»»

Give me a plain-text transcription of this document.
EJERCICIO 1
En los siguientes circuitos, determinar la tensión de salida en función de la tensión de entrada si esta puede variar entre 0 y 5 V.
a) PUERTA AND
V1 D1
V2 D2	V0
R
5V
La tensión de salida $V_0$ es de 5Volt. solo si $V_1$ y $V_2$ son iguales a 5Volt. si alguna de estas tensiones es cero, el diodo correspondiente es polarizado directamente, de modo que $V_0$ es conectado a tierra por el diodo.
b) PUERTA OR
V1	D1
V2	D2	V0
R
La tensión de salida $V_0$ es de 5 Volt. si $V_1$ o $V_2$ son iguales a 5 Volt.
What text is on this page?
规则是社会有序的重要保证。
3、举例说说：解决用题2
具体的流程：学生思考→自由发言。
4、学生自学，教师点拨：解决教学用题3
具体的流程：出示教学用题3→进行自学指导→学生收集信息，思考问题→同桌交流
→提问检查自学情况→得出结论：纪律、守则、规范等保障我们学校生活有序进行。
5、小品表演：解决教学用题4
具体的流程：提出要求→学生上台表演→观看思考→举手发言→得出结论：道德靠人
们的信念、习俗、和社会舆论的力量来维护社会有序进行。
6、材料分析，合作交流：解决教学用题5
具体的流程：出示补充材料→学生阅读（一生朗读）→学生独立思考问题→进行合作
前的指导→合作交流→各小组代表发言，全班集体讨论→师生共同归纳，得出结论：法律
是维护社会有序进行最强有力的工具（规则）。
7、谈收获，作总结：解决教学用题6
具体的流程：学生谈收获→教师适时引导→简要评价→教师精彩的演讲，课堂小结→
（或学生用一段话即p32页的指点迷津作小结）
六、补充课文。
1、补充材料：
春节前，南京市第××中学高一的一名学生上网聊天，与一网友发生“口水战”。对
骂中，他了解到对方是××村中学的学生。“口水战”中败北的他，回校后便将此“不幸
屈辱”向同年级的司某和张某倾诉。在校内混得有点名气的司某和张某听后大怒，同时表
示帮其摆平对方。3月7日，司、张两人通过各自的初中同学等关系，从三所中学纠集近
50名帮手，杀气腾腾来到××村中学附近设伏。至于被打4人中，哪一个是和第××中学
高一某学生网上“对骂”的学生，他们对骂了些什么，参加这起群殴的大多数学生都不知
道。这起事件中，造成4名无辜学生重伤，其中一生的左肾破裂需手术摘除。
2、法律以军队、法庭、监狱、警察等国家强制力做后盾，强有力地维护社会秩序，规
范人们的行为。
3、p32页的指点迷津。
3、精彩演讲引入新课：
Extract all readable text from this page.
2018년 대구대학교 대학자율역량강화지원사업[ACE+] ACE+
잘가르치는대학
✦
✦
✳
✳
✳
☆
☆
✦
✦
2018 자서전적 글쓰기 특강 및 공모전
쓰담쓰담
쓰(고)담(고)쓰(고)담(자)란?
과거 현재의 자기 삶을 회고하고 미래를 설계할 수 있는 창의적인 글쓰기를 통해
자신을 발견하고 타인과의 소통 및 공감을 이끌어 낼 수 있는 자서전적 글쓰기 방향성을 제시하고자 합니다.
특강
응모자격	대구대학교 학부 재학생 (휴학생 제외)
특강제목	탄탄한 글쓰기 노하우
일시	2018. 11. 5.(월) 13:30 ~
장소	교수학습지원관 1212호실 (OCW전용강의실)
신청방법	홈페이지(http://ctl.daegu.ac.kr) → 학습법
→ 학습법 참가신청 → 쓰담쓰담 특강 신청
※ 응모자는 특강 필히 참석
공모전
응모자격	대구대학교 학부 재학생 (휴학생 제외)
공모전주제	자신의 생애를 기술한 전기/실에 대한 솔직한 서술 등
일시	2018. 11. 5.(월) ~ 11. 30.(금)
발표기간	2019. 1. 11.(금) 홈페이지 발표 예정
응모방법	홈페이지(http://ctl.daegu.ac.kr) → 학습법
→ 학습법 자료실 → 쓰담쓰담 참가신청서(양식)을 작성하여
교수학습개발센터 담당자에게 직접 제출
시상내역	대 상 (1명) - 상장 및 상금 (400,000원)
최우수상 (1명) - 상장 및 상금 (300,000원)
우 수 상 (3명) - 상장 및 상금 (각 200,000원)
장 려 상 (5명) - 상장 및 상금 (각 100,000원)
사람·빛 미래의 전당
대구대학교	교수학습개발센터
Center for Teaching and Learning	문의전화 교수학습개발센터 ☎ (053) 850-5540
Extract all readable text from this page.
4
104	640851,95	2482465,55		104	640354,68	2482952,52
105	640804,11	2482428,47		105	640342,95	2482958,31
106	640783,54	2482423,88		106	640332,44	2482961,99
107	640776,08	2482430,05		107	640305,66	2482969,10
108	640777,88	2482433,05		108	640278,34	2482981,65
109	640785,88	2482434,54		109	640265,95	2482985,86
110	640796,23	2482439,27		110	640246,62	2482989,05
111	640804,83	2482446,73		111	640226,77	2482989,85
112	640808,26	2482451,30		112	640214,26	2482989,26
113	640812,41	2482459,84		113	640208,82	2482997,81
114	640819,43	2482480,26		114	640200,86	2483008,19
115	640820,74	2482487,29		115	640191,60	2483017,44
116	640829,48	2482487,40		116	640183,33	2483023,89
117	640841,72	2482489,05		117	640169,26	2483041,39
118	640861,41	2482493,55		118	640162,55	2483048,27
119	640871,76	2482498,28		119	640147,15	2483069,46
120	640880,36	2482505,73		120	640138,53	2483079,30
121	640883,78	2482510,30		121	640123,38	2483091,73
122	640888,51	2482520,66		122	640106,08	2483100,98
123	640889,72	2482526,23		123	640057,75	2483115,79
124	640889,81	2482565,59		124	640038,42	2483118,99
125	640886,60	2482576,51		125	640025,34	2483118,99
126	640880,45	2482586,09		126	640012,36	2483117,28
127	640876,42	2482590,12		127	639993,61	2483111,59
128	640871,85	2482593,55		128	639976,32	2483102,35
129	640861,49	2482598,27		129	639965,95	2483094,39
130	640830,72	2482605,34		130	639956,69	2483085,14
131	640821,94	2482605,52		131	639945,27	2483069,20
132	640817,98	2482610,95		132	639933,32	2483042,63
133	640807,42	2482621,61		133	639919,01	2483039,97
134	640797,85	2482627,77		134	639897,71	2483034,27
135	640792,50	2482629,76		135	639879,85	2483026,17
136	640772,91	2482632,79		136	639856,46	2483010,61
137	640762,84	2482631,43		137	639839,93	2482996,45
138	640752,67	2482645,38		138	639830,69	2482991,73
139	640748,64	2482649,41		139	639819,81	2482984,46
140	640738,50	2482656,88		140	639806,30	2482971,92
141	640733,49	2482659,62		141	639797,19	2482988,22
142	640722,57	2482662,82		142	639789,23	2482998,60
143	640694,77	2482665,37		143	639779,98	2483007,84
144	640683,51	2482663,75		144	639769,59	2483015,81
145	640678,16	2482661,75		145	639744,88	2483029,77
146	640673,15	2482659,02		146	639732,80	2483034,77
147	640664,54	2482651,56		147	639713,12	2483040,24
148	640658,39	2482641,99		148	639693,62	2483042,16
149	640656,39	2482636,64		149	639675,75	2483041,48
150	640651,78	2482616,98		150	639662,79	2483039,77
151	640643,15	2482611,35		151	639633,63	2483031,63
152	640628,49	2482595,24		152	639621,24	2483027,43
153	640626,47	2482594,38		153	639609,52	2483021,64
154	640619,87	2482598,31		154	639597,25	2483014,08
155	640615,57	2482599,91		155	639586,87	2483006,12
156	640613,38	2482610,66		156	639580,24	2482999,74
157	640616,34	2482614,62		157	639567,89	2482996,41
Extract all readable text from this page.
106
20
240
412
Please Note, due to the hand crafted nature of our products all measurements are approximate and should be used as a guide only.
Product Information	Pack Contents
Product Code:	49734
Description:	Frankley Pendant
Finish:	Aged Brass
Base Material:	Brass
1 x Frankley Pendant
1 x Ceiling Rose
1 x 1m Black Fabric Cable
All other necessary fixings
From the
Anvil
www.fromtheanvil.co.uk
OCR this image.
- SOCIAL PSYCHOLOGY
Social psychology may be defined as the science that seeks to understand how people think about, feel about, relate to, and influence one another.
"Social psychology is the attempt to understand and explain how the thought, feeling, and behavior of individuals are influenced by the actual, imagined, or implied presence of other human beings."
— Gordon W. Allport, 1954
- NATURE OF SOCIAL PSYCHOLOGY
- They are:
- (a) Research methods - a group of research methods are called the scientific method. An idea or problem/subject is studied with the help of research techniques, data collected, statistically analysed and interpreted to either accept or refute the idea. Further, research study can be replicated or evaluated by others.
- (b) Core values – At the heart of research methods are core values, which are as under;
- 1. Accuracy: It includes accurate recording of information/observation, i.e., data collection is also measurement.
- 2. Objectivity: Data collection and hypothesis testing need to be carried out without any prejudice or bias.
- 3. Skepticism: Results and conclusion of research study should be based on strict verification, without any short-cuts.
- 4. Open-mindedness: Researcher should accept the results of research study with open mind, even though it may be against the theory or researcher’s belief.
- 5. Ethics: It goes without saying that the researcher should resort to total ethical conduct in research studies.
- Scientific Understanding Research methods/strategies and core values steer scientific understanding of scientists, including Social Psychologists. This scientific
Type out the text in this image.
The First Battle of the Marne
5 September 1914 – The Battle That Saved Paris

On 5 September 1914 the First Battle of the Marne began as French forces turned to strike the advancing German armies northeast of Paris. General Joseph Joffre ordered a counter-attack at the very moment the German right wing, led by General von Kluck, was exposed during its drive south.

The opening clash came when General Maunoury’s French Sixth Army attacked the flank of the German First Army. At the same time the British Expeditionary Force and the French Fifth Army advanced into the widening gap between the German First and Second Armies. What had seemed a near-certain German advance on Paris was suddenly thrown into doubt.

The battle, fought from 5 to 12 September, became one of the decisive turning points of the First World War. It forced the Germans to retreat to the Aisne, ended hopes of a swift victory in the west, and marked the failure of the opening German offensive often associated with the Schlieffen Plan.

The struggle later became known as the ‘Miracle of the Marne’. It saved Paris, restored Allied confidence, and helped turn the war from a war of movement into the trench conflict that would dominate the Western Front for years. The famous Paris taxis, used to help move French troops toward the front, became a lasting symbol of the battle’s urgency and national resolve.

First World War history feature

««

* _Required work_:
Quote only the lines from the line containing "Type out the text in this image." through the end of the listing, please, keeping both the first and the last line.

* _Worked answer_:
Type out the text in this image.
The First Battle of the Marne
5 September 1914 – The Battle That Saved Paris

On 5 September 1914 the First Battle of the Marne began as French forces turned to strike the advancing German armies northeast of Paris. General Joseph Joffre ordered a counter-attack at the very moment the German right wing, led by General von Kluck, was exposed during its drive south.

The opening clash came when General Maunoury’s French Sixth Army attacked the flank of the German First Army. At the same time the British Expeditionary Force and the French Fifth Army advanced into the widening gap between the German First and Second Armies. What had seemed a near-certain German advance on Paris was suddenly thrown into doubt.

The battle, fought from 5 to 12 September, became one of the decisive turning points of the First World War. It forced the Germans to retreat to the Aisne, ended hopes of a swift victory in the west, and marked the failure of the opening German offensive often associated with the Schlieffen Plan.

The struggle later became known as the ‘Miracle of the Marne’. It saved Paris, restored Allied confidence, and helped turn the war from a war of movement into the trench conflict that would dominate the Western Front for years. The famous Paris taxis, used to help move French troops toward the front, became a lasting symbol of the battle’s urgency and national resolve.

First World War history feature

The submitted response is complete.